**Exercise requirements:**
- 1) Rewrite the paragraph of the excerpt on world labor that begins "From eight to ten millions of soldiers" in a shorter form, keeping its main facts.
- 2) Reproduce the portion of the excerpt on world labor starting with "Where Must the" and going on through "O’Callaghan for ETOL.".
- 3) Carry on the excerpt on world labor from the point where it stops.

**Supplied passage:**
+ + +

A New Stage for World Labor

Where Must the Socialist Movement Begin?

 

From The New International, Vol. IX No. 5, May 1943, pp. 146–148.
Transcribed & marked up by Einde O’Callaghan for ETOL.

 

In 1888, Frederick Engels wrote in a letter to a leader of the German Social-Democratic Party:

From eight to ten millions of soldiers will choke one another and at the same time so thoroughly devour the whole of Europe as swarms of locusts never could devour it. The ravage wrought by the Thirty Years War compressed into the space of three or four years and spread over the whole continent – famine, epidemics, a general lapse into savagery, not only of the soldiery but also of the people, caused by bitter need, the hopeless confusion of our artificial mechanism in commerce, industry and credit, all this will end in general bankruptcy. The collapse of the old states and their routine political wisdom, such a collapse as will bring crowns by the dozens into the roadway and no one will be found to pick them up; the absolute impossibility of seeing how it will all end and who will emerge victor from the struggle, with only one result absolutely beyond doubt, general exhaustion and the creation of the conditions for the final victory of the working class ...

+ + +

**Record list:**
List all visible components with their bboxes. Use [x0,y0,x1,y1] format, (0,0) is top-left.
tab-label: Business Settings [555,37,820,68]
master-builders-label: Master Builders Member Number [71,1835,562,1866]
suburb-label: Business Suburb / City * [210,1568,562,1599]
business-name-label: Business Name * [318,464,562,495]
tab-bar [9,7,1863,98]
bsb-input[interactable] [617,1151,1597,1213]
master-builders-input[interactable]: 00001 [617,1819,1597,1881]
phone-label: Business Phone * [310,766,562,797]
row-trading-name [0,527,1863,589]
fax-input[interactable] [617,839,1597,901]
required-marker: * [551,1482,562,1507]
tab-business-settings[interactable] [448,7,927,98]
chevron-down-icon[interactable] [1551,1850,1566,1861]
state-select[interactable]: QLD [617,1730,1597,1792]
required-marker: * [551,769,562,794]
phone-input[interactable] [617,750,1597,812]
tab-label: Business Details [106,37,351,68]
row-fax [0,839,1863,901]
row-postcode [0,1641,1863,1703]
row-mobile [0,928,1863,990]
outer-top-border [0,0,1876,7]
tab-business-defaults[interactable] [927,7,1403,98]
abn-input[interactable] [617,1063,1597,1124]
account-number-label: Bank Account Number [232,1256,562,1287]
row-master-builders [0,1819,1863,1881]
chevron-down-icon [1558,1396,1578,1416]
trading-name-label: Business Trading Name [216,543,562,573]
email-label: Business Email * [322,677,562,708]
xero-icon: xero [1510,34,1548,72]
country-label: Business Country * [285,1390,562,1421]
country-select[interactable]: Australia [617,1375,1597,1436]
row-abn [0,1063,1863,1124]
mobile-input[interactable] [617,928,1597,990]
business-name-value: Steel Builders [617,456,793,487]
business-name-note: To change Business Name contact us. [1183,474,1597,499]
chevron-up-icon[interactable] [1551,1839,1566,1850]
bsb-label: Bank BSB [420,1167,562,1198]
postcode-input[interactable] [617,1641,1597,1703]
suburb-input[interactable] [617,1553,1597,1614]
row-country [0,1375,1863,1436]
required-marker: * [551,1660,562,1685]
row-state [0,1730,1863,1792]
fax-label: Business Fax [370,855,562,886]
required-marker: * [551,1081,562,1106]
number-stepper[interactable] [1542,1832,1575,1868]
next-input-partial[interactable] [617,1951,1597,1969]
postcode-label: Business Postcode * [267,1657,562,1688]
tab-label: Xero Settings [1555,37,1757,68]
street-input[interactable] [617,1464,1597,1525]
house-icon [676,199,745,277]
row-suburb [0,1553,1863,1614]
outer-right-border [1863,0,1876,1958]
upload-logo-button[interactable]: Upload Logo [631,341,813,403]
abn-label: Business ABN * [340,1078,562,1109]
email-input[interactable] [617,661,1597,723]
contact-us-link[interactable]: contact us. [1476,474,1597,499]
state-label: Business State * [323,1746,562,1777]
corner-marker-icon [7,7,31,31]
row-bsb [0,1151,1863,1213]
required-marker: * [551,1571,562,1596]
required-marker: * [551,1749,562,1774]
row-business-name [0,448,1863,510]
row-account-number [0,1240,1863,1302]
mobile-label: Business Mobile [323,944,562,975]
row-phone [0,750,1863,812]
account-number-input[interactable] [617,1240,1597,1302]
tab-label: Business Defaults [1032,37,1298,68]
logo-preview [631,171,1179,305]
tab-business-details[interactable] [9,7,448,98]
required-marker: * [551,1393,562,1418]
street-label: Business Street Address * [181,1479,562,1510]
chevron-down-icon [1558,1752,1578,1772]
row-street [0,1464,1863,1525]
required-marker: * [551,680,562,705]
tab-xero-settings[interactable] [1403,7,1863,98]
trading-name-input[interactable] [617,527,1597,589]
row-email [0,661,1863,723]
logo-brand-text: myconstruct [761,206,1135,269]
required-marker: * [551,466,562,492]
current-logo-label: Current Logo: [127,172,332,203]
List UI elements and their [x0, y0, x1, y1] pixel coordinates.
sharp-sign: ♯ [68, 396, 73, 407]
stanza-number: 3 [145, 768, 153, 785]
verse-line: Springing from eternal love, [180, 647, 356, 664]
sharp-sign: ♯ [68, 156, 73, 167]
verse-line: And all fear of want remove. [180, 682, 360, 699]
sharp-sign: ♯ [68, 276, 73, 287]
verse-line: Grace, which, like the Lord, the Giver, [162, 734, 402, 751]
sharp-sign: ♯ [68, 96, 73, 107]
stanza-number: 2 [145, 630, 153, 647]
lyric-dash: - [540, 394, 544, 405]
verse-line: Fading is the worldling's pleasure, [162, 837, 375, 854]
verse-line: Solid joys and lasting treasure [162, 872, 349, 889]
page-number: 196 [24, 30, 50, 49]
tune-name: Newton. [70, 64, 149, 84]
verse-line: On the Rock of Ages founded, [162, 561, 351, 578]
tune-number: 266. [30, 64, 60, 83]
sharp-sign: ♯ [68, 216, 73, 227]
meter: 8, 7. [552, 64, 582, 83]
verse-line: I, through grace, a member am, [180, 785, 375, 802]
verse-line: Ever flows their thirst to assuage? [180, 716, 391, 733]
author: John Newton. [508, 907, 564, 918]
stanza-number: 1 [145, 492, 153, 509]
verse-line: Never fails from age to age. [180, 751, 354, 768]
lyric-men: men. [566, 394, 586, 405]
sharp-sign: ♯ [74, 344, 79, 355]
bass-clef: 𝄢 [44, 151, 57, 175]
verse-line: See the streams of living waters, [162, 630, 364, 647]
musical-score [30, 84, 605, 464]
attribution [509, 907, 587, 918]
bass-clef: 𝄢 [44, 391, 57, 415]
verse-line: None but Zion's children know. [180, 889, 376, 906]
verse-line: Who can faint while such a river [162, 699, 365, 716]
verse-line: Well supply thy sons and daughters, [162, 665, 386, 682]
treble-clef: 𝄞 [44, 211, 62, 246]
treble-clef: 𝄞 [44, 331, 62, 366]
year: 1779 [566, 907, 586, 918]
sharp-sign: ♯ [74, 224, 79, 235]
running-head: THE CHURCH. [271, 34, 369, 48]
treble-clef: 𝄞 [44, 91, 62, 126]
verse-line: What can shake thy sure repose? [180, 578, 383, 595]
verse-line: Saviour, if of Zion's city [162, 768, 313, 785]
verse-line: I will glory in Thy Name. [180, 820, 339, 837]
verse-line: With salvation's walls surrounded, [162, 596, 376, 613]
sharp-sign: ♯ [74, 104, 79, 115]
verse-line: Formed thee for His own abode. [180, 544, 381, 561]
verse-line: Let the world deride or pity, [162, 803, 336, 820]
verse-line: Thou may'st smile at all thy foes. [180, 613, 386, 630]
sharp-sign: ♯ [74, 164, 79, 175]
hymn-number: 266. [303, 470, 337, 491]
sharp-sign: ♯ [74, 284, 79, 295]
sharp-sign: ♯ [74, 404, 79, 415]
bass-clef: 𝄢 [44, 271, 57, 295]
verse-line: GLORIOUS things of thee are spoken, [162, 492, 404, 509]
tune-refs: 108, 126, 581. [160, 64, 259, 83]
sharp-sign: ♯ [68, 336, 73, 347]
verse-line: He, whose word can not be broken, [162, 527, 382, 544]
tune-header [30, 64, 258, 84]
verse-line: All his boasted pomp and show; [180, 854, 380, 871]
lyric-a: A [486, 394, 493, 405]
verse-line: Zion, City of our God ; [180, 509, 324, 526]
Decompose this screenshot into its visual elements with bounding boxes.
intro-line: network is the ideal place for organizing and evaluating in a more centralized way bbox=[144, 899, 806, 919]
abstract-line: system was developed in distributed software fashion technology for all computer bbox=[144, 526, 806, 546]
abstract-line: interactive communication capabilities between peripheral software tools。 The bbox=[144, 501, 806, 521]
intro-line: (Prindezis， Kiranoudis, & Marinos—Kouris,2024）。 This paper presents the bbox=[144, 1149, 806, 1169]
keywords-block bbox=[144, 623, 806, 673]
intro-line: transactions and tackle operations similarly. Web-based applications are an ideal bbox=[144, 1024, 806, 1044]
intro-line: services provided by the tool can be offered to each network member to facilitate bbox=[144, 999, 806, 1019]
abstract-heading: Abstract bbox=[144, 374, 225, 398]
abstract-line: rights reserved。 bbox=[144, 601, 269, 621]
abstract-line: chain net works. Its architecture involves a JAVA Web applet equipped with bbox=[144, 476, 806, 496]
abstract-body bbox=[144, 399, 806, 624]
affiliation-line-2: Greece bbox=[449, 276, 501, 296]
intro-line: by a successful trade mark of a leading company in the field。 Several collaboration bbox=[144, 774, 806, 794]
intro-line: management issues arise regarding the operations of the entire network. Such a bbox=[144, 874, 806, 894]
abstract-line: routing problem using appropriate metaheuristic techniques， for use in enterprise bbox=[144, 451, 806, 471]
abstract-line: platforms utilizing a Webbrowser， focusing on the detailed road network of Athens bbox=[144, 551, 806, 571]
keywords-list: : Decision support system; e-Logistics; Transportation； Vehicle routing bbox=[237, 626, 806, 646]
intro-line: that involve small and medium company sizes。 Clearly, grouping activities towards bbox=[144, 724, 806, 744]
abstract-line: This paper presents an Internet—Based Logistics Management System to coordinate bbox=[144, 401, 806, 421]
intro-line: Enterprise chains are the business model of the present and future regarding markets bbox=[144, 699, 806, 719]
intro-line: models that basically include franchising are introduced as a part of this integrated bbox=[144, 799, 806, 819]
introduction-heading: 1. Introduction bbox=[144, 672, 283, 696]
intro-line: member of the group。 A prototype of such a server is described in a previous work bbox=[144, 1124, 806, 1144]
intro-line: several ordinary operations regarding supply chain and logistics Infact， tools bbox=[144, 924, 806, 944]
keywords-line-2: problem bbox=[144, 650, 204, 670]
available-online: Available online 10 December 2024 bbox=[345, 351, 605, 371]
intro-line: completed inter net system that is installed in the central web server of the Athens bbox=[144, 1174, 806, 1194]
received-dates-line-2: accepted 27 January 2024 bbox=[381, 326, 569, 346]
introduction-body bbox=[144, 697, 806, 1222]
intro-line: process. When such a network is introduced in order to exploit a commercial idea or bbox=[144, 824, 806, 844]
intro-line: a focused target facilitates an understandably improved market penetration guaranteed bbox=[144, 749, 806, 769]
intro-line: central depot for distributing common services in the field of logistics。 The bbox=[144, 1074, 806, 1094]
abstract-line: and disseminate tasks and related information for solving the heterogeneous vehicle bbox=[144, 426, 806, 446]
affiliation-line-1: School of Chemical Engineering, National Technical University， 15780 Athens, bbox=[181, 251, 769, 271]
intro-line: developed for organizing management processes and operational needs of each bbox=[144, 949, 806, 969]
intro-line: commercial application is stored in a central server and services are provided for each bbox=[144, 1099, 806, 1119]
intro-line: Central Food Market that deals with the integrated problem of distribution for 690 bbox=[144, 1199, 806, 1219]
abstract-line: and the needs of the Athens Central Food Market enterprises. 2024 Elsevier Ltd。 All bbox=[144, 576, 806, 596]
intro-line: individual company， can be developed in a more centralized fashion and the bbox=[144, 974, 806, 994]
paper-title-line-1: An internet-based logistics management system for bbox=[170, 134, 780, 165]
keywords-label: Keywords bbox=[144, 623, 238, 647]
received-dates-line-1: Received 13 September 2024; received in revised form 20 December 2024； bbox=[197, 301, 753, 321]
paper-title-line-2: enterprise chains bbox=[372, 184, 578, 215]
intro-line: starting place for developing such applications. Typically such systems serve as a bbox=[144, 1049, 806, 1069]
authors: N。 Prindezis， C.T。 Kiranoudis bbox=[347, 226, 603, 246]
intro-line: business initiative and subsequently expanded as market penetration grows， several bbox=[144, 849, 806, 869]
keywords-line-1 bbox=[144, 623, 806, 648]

+ + +

**Answers:**
- 1) Eight to ten million soldiers would destroy one another and consume Europe more thoroughly than swarms of locusts ever could. The ravages of the Thirty Years War would be compressed into three or four years and spread across the whole continent, bringing famine, epidemics, and a general lapse into savagery among soldiers and ordinary people alike. The confused machinery of commerce, industry, and credit would end in general bankruptcy. The old states and their routine political wisdom would collapse, leaving crowns by the dozen in the road with no one to pick them up. It would be impossible to foresee how it would end or who would win. Only one result was certain: general exhaustion and the creation of the conditions for the final victory of the working class.

- 2)
Where Must the Socialist Movement Begin?

 

From The New International, Vol. IX No. 5, May 1943, pp. 146–148.
Transcribed & marked up by Einde O’Callaghan for ETOL.

- 3)
Such a war would be the greatest misfortune for us, it might put the movement back for twenty years. But the new party which in the end would have to be created as the result of all this in every European country would be free of all the hesitations and trivialities which are now everywhere holding back the movement ...

Among many possible consequences which war holds out for us and which it is hard to foretell, once can be foreseen with certainty. After the war we should have to begin again from the beginning, though on an infinitely more favorable ground than even today.

A new stage is beginning for the international labor movement. Its new forms cannot yet be clearly defined. We can, however, already recognize a fundamental change of the historical position of the post-war labor movement as compared with the traditional labor movement of pre-war times. One of its main characteristics was its national limitedness. This also applied to the labor movement destroyed in countries where fascism and totalitarian dictatorships came to power. The mass organizations which had been destroyed in these countries were firmly rooted in national traditions. They were more or less international in theory but nationally limited in action. This contradiction, from which even the communist parties of pre-fascist Europe could hot escape, was the fundamental root of the failure of the pre-war labor movement.

For the first time in history, conditions have now arisen which make it possible and necessary for the labor movement to overcome its national limitations. An understanding of the national limitations of the labor movements of the past will facilitate an understanding of the new historical conditions for the labor movement of the future.
 

The National Character of the Labor Movement

The national character of the old labor movement had two causes: a) the national character of the bourgeois revolution, and b) the rise of imperialist capitalist states.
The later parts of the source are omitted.